▶ BRIEF
Pick out the lines containing "жизни".

__________________________________________________

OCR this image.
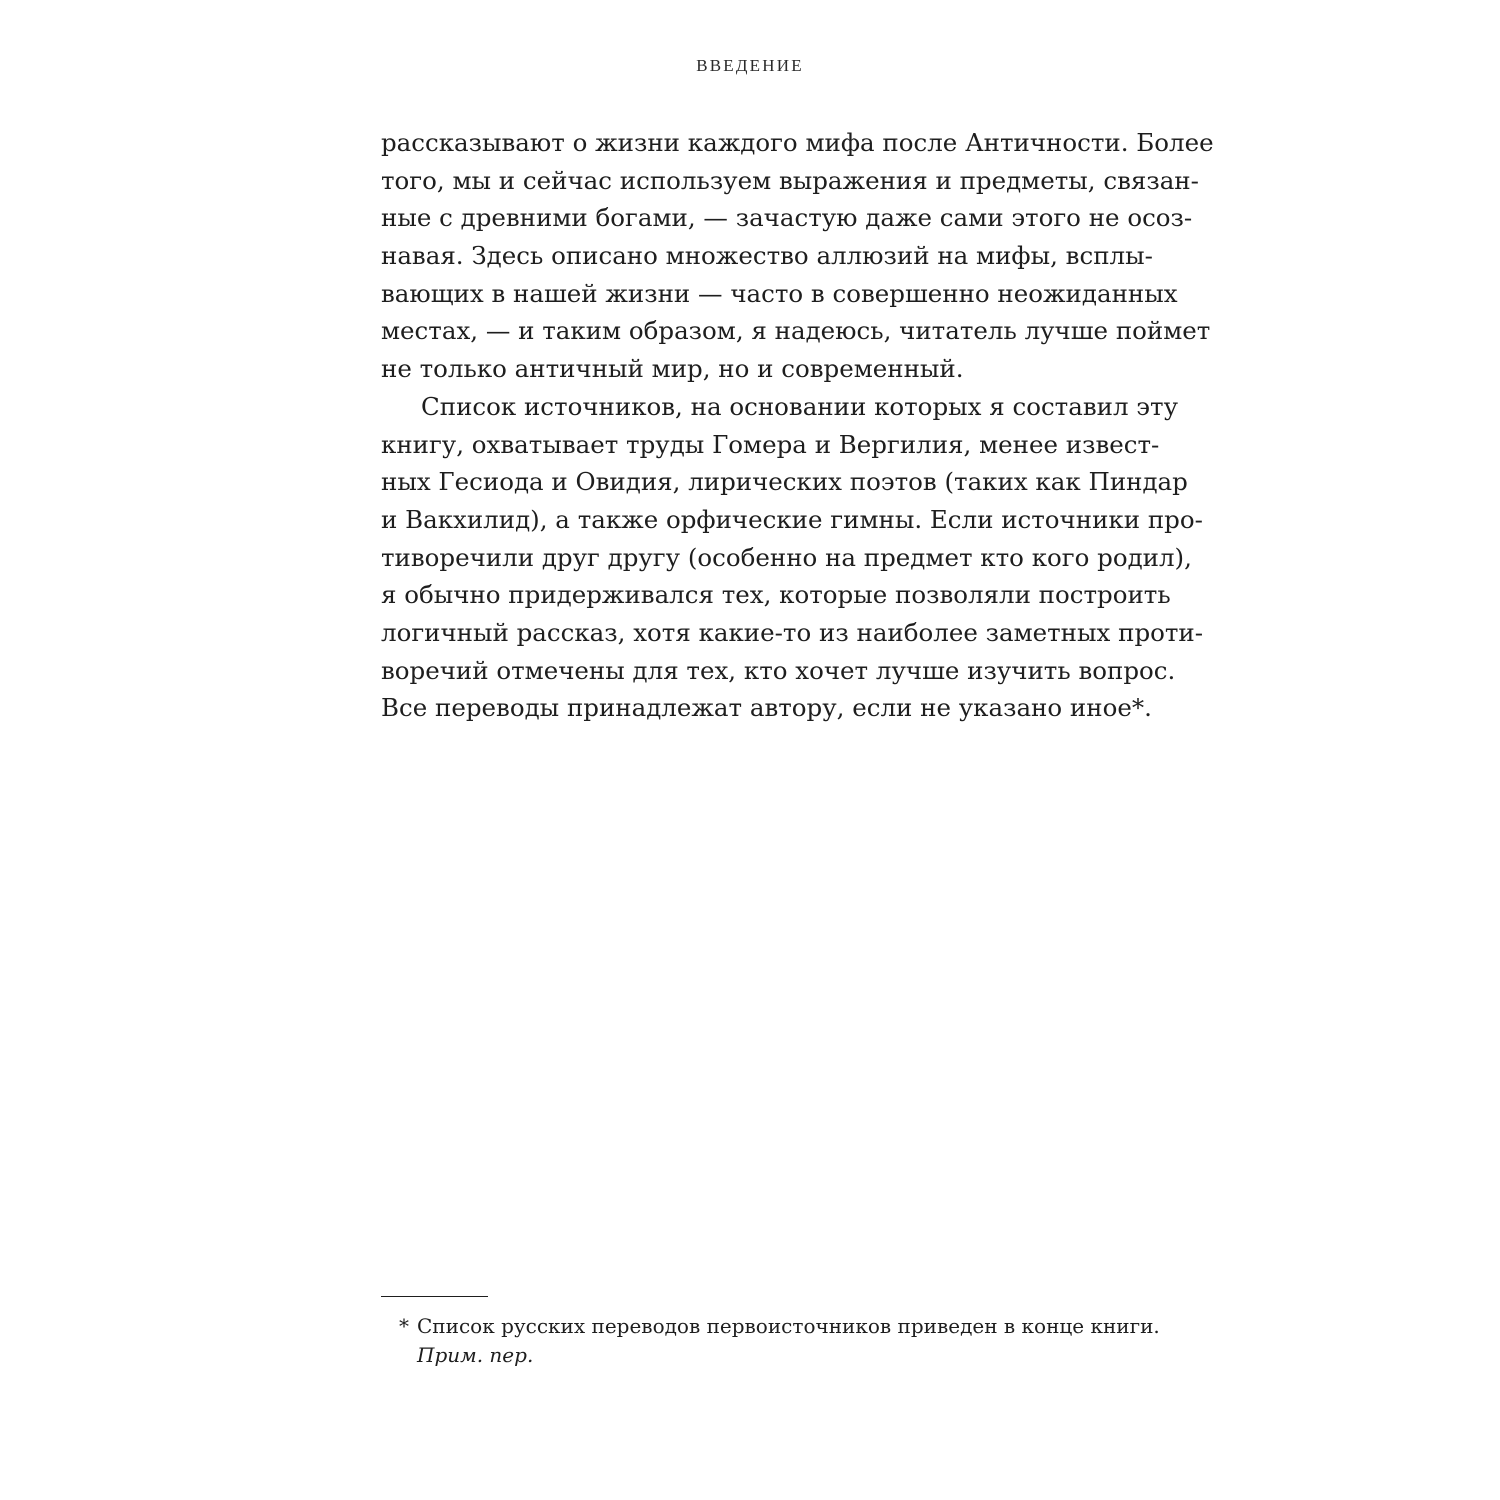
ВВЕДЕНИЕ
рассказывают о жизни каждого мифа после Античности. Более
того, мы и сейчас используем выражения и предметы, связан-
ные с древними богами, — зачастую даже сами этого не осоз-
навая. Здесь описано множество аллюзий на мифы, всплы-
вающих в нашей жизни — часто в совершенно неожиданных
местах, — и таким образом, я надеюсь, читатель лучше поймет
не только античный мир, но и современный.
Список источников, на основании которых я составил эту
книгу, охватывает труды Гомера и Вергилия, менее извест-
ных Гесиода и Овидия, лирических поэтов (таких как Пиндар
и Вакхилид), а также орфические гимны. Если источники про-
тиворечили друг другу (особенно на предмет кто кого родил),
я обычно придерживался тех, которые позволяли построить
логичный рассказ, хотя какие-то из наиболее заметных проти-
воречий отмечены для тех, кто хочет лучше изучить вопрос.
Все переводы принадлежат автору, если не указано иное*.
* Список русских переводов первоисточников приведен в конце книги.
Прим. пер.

__________________________________________________

▶ CORRECT ANSWER
рассказывают о жизни каждого мифа после Античности. Более
вающих в нашей жизни — часто в совершенно неожиданных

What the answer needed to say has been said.